[Saved data entries]
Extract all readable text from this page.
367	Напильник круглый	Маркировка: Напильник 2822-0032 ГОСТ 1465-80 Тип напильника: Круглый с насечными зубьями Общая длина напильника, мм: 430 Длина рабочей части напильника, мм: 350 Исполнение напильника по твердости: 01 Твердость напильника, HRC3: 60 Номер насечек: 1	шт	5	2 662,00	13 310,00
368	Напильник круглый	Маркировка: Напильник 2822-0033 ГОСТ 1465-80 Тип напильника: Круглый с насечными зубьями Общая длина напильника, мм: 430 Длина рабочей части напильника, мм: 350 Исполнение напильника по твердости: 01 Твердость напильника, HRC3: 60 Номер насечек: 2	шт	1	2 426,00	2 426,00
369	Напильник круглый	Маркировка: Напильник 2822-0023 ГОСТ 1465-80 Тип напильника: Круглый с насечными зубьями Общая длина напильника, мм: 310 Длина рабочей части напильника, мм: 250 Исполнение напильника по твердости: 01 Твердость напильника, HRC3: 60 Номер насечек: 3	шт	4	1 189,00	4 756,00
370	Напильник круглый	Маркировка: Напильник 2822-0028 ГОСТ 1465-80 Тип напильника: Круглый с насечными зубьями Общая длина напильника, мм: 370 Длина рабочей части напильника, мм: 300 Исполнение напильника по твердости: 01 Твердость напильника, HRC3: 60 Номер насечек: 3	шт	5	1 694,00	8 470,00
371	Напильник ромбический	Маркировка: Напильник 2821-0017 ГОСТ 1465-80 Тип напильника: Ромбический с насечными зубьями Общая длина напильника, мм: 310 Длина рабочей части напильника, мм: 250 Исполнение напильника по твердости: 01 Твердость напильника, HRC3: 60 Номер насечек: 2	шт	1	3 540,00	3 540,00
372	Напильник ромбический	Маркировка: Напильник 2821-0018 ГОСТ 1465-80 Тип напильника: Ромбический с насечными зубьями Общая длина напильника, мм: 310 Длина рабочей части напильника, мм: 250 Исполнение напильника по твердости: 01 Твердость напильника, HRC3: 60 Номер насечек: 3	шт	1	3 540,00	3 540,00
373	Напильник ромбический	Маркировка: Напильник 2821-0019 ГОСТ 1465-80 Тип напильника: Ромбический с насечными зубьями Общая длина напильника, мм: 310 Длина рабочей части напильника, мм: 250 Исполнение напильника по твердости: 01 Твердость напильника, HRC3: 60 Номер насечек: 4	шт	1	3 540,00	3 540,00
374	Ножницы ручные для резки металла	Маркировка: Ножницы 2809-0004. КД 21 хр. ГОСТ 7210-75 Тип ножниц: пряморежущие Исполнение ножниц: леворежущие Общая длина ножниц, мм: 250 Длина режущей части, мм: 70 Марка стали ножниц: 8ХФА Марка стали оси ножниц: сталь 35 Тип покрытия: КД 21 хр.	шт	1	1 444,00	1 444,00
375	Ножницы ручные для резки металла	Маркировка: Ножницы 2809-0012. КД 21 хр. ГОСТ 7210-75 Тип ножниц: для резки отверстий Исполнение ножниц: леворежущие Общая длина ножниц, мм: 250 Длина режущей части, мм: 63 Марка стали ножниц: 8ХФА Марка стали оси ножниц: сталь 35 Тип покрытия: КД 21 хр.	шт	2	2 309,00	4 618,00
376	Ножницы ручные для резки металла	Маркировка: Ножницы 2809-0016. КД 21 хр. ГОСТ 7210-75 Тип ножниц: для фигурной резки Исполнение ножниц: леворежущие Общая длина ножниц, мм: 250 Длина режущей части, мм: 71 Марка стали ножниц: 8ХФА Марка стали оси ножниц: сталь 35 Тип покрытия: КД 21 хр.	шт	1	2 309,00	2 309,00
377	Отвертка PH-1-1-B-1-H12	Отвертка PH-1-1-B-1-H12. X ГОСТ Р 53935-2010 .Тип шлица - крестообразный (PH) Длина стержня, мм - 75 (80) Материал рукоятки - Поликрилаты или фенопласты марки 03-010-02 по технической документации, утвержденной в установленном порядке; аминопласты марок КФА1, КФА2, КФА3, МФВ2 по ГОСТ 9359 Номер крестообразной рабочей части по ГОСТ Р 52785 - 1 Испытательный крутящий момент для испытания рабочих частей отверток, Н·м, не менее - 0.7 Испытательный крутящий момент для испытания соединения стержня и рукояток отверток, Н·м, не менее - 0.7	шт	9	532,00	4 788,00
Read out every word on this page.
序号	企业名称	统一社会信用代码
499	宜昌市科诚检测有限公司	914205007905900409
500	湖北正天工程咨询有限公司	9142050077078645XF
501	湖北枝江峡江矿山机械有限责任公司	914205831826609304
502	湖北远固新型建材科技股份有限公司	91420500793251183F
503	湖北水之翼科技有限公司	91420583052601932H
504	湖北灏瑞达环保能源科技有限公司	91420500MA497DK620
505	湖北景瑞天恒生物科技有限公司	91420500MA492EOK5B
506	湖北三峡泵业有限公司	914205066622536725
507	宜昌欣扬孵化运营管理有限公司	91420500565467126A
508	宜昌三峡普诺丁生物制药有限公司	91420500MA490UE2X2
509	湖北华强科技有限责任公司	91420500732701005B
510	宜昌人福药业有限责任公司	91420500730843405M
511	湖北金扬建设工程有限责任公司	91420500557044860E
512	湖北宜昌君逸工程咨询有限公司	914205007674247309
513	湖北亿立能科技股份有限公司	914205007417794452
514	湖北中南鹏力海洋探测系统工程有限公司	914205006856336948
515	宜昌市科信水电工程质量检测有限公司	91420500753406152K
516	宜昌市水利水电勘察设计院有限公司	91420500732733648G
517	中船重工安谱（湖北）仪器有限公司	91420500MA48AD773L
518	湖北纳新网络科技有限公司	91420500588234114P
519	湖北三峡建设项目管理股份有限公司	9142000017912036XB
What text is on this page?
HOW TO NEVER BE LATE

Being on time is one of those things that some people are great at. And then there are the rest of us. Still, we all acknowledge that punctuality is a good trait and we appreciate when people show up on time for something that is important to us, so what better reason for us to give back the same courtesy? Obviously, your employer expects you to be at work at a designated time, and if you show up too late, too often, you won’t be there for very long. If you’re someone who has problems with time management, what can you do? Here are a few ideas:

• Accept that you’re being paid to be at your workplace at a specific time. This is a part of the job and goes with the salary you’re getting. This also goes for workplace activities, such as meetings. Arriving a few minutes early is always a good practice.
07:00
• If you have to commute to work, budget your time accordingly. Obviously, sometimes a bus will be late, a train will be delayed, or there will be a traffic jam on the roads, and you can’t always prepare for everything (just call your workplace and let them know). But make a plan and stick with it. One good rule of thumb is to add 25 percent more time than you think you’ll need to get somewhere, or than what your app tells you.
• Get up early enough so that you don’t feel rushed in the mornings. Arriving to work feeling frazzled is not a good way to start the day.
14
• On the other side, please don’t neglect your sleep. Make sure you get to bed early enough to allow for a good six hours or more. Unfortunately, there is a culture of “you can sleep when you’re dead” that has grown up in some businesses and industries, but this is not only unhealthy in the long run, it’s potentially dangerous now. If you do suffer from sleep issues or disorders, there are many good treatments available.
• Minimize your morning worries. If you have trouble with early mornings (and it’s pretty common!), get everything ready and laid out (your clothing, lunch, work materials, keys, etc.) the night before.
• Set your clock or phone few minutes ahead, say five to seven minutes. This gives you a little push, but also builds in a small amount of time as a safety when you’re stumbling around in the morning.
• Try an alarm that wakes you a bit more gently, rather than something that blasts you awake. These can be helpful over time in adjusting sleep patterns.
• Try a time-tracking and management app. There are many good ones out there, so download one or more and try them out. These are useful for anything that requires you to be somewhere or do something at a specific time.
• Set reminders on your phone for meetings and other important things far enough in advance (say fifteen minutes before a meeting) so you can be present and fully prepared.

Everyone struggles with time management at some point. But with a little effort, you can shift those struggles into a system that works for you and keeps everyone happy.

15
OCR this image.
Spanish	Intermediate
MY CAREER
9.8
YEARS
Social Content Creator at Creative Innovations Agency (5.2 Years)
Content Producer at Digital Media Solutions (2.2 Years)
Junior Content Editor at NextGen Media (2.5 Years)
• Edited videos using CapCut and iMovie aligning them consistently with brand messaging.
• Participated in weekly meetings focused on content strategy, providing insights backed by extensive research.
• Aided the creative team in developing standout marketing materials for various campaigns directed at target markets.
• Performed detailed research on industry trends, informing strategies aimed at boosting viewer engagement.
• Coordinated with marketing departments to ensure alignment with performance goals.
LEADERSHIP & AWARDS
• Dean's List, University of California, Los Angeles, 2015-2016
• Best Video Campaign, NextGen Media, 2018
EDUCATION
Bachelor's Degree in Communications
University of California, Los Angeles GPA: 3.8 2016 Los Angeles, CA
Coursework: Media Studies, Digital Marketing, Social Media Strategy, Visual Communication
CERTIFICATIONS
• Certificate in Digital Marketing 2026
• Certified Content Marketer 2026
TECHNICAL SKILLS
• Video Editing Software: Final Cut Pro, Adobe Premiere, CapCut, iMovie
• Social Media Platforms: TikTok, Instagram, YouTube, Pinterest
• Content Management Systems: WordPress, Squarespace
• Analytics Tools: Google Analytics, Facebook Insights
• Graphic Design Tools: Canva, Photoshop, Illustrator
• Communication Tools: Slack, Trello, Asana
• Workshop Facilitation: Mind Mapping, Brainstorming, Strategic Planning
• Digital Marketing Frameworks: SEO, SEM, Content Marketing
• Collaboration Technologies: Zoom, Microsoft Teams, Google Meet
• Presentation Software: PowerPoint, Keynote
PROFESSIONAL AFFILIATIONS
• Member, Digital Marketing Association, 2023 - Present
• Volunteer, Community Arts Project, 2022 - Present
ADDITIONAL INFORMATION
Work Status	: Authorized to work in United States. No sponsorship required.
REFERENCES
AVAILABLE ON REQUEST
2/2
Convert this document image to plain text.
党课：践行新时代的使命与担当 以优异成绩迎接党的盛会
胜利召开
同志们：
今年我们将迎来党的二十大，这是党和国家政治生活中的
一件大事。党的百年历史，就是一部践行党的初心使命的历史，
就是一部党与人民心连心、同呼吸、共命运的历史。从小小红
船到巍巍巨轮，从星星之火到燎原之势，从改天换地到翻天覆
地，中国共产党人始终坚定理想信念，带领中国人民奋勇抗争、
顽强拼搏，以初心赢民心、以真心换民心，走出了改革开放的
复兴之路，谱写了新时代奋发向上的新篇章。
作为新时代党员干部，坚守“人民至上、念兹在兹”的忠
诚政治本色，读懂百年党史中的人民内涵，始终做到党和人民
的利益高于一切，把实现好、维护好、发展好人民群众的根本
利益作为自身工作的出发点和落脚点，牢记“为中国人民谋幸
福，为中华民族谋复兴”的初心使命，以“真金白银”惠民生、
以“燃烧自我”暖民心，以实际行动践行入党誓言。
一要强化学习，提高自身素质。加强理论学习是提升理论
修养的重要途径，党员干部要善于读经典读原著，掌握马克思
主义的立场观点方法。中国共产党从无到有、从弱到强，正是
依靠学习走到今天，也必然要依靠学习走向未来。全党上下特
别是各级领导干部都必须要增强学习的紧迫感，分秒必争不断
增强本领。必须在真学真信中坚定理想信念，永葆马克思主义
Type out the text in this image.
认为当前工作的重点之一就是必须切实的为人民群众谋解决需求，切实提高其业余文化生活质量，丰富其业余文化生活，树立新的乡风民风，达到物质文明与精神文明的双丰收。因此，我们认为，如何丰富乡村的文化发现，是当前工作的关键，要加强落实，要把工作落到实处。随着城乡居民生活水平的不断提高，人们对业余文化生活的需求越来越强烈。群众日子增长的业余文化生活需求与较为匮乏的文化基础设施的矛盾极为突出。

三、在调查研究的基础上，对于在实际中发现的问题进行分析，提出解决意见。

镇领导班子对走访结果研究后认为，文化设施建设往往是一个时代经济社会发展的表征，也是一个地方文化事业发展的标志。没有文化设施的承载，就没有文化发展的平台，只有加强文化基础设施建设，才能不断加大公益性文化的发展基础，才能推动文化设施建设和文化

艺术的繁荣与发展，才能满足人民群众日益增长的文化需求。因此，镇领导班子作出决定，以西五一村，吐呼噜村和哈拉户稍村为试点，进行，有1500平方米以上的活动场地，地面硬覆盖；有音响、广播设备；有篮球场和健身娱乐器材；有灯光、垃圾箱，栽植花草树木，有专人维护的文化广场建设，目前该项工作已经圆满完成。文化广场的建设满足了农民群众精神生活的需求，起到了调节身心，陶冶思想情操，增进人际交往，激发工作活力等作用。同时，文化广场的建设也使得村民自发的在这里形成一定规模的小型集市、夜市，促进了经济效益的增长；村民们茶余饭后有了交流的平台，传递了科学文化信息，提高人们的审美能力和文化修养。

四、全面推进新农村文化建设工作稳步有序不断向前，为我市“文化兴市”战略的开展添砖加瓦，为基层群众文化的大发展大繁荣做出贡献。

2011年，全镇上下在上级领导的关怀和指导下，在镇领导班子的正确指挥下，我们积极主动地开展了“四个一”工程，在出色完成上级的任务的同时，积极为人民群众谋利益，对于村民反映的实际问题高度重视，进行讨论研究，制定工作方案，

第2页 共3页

BRIEF:
Gather from the entries above all lines that include the string "CapCut".

SOLUTION BELOW:
• Edited videos using CapCut and iMovie aligning them consistently with brand messaging.
• Video Editing Software: Final Cut Pro, Adobe Premiere, CapCut, iMovie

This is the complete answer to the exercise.